**Excerpted data:**
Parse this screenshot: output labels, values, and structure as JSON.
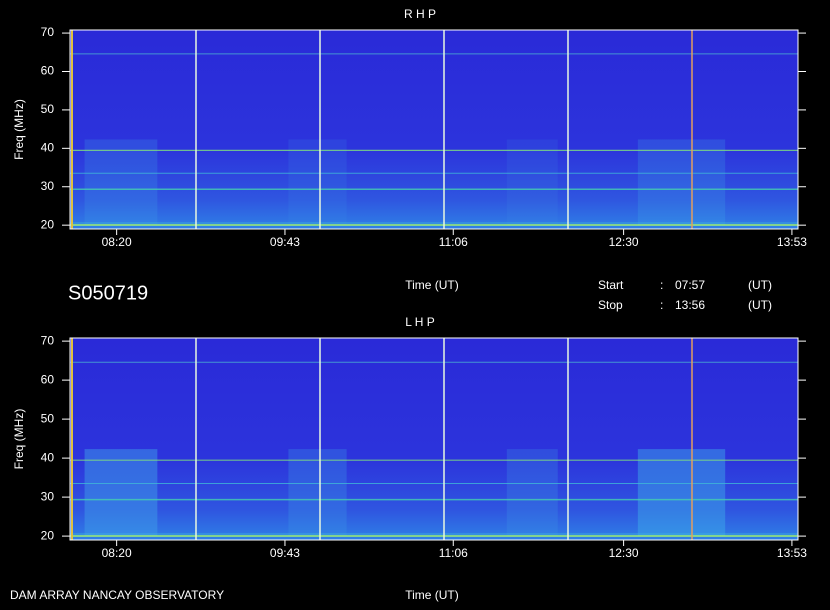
{
  "panels": [
    {
      "title": "R H P",
      "y_label": "Freq (MHz)",
      "ylim": [
        19,
        70.8
      ],
      "yticks": [
        20,
        30,
        40,
        50,
        60,
        70
      ],
      "xticks": [
        "08:20",
        "09:43",
        "11:06",
        "12:30",
        "13:53"
      ],
      "x_label": "Time (UT)"
    },
    {
      "title": "L H P",
      "y_label": "Freq (MHz)",
      "ylim": [
        19,
        70.8
      ],
      "yticks": [
        20,
        30,
        40,
        50,
        60,
        70
      ],
      "xticks": [
        "08:20",
        "09:43",
        "11:06",
        "12:30",
        "13:53"
      ],
      "x_label": "Time (UT)"
    }
  ],
  "station_id": "S050719",
  "start": {
    "label": "Start",
    "sep": ":",
    "time": "07:57",
    "unit": "(UT)"
  },
  "stop": {
    "label": "Stop",
    "sep": ":",
    "time": "13:56",
    "unit": "(UT)"
  },
  "footer": "DAM ARRAY  NANCAY OBSERVATORY"
}
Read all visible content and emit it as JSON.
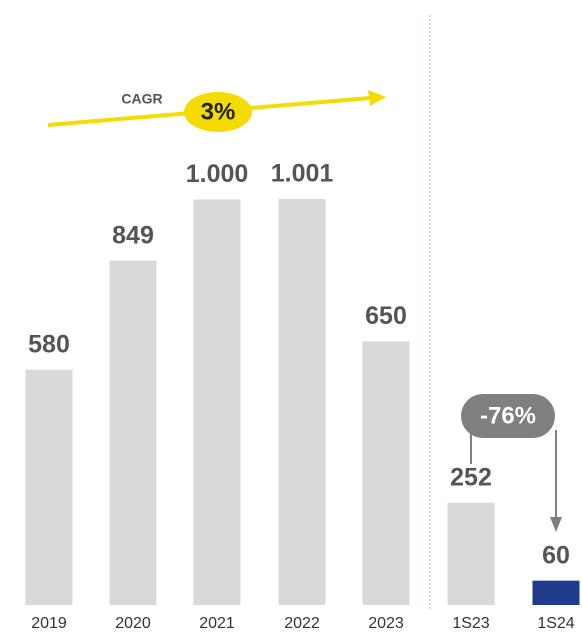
{
  "chart_data": {
    "type": "bar",
    "categories": [
      "2019",
      "2020",
      "2021",
      "2022",
      "2023",
      "1S23",
      "1S24"
    ],
    "values": [
      580,
      849,
      1000,
      1001,
      650,
      252,
      60
    ],
    "value_labels": [
      "580",
      "849",
      "1.000",
      "1.001",
      "650",
      "252",
      "60"
    ],
    "colors": [
      "#d9d9d9",
      "#d9d9d9",
      "#d9d9d9",
      "#d9d9d9",
      "#d9d9d9",
      "#d9d9d9",
      "#1f3c8c"
    ],
    "annotations": {
      "cagr_label": "CAGR",
      "cagr_value": "3%",
      "change": "-76%"
    }
  }
}
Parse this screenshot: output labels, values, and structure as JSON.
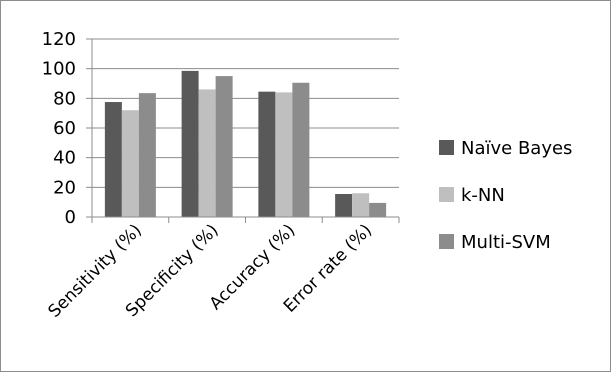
{
  "chart_data": {
    "type": "bar",
    "categories": [
      "Sensitivity (%)",
      "Specificity (%)",
      "Accuracy (%)",
      "Error rate (%)"
    ],
    "series": [
      {
        "name": "Naïve Bayes",
        "values": [
          77.5,
          98.5,
          84.5,
          15.5
        ],
        "color": "#595959"
      },
      {
        "name": "k-NN",
        "values": [
          72,
          86,
          84,
          16
        ],
        "color": "#bfbfbf"
      },
      {
        "name": "Multi-SVM",
        "values": [
          83.5,
          95,
          90.5,
          9.5
        ],
        "color": "#8c8c8c"
      }
    ],
    "yticks": [
      0,
      20,
      40,
      60,
      80,
      100,
      120
    ],
    "ylim": [
      0,
      120
    ],
    "grid": true,
    "legend_position": "right"
  }
}
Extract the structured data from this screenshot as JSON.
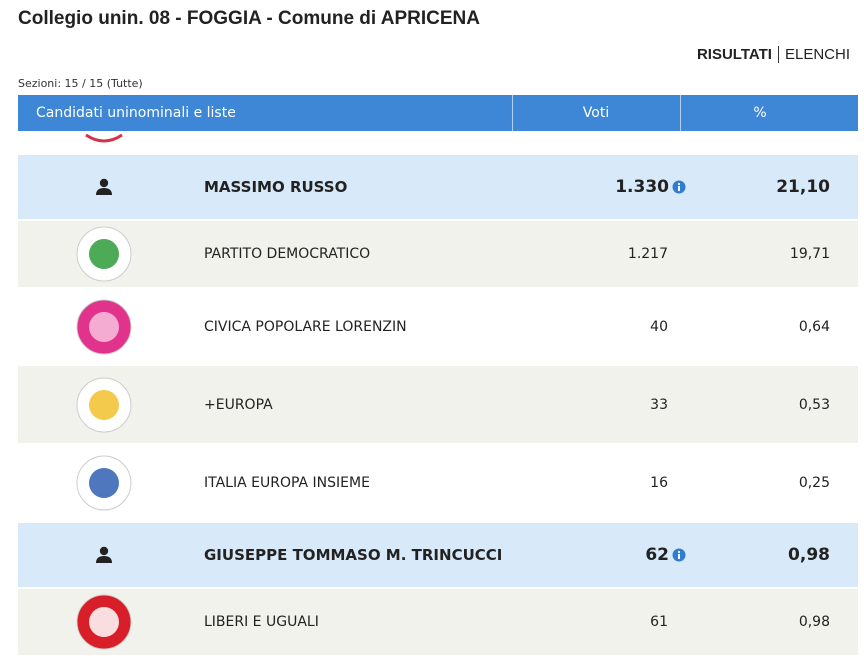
{
  "header": {
    "title": "Collegio unin. 08 - FOGGIA - Comune di APRICENA",
    "tabs": [
      "RISULTATI",
      "ELENCHI"
    ],
    "sections": "Sezioni: 15 / 15 (Tutte)"
  },
  "table": {
    "columns": [
      "Candidati uninominali e liste",
      "Voti",
      "%"
    ],
    "candidates": [
      {
        "name": "MASSIMO RUSSO",
        "votes": "1.330",
        "percent": "21,10",
        "lists": [
          {
            "name": "PARTITO DEMOCRATICO",
            "votes": "1.217",
            "percent": "19,71"
          },
          {
            "name": "CIVICA POPOLARE LORENZIN",
            "votes": "40",
            "percent": "0,64"
          },
          {
            "name": "+EUROPA",
            "votes": "33",
            "percent": "0,53"
          },
          {
            "name": "ITALIA EUROPA INSIEME",
            "votes": "16",
            "percent": "0,25"
          }
        ]
      },
      {
        "name": "GIUSEPPE TOMMASO M. TRINCUCCI",
        "votes": "62",
        "percent": "0,98",
        "lists": [
          {
            "name": "LIBERI E UGUALI",
            "votes": "61",
            "percent": "0,98"
          }
        ]
      }
    ]
  }
}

**Short task:**
Give all the entries again exactly, dropping each picture.

**Solution:**
Parse this screenshot: output labels, values, and structure as JSON.
{
  "panels": [
    {
      "title": "R H P",
      "y_label": "Freq (MHz)",
      "ylim": [
        19,
        70.8
      ],
      "yticks": [
        20,
        30,
        40,
        50,
        60,
        70
      ],
      "xticks": [
        "08:20",
        "09:43",
        "11:06",
        "12:30",
        "13:53"
      ],
      "x_label": "Time (UT)"
    },
    {
      "title": "L H P",
      "y_label": "Freq (MHz)",
      "ylim": [
        19,
        70.8
      ],
      "yticks": [
        20,
        30,
        40,
        50,
        60,
        70
      ],
      "xticks": [
        "08:20",
        "09:43",
        "11:06",
        "12:30",
        "13:53"
      ],
      "x_label": "Time (UT)"
    }
  ],
  "station_id": "S050719",
  "start": {
    "label": "Start",
    "sep": ":",
    "time": "07:57",
    "unit": "(UT)"
  },
  "stop": {
    "label": "Stop",
    "sep": ":",
    "time": "13:56",
    "unit": "(UT)"
  },
  "footer": "DAM ARRAY  NANCAY OBSERVATORY"
}
Read all visible content and emit it as JSON.
{
  "chart_data": {
    "type": "bar",
    "categories": [
      "2019",
      "2020",
      "2021",
      "2022",
      "2023",
      "1S23",
      "1S24"
    ],
    "values": [
      580,
      849,
      1000,
      1001,
      650,
      252,
      60
    ],
    "value_labels": [
      "580",
      "849",
      "1.000",
      "1.001",
      "650",
      "252",
      "60"
    ],
    "colors": [
      "#d9d9d9",
      "#d9d9d9",
      "#d9d9d9",
      "#d9d9d9",
      "#d9d9d9",
      "#d9d9d9",
      "#1f3c8c"
    ],
    "annotations": {
      "cagr_label": "CAGR",
      "cagr_value": "3%",
      "change": "-76%"
    }
  }
}
Parse this screenshot: output labels, values, and structure as JSON.
{
  "chart_data": {
    "type": "bar",
    "categories": [
      "Sensitivity (%)",
      "Specificity (%)",
      "Accuracy (%)",
      "Error rate (%)"
    ],
    "series": [
      {
        "name": "Naïve Bayes",
        "values": [
          77.5,
          98.5,
          84.5,
          15.5
        ],
        "color": "#595959"
      },
      {
        "name": "k-NN",
        "values": [
          72,
          86,
          84,
          16
        ],
        "color": "#bfbfbf"
      },
      {
        "name": "Multi-SVM",
        "values": [
          83.5,
          95,
          90.5,
          9.5
        ],
        "color": "#8c8c8c"
      }
    ],
    "yticks": [
      0,
      20,
      40,
      60,
      80,
      100,
      120
    ],
    "ylim": [
      0,
      120
    ],
    "grid": true,
    "legend_position": "right"
  }
}
Extract the structured data from this screenshot as JSON.
{
  "header": {
    "title": "Collegio unin. 08 - FOGGIA - Comune di APRICENA",
    "tabs": [
      "RISULTATI",
      "ELENCHI"
    ],
    "sections": "Sezioni: 15 / 15 (Tutte)"
  },
  "table": {
    "columns": [
      "Candidati uninominali e liste",
      "Voti",
      "%"
    ],
    "candidates": [
      {
        "name": "MASSIMO RUSSO",
        "votes": "1.330",
        "percent": "21,10",
        "lists": [
          {
            "name": "PARTITO DEMOCRATICO",
            "votes": "1.217",
            "percent": "19,71"
          },
          {
            "name": "CIVICA POPOLARE LORENZIN",
            "votes": "40",
            "percent": "0,64"
          },
          {
            "name": "+EUROPA",
            "votes": "33",
            "percent": "0,53"
          },
          {
            "name": "ITALIA EUROPA INSIEME",
            "votes": "16",
            "percent": "0,25"
          }
        ]
      },
      {
        "name": "GIUSEPPE TOMMASO M. TRINCUCCI",
        "votes": "62",
        "percent": "0,98",
        "lists": [
          {
            "name": "LIBERI E UGUALI",
            "votes": "61",
            "percent": "0,98"
          }
        ]
      }
    ]
  }
}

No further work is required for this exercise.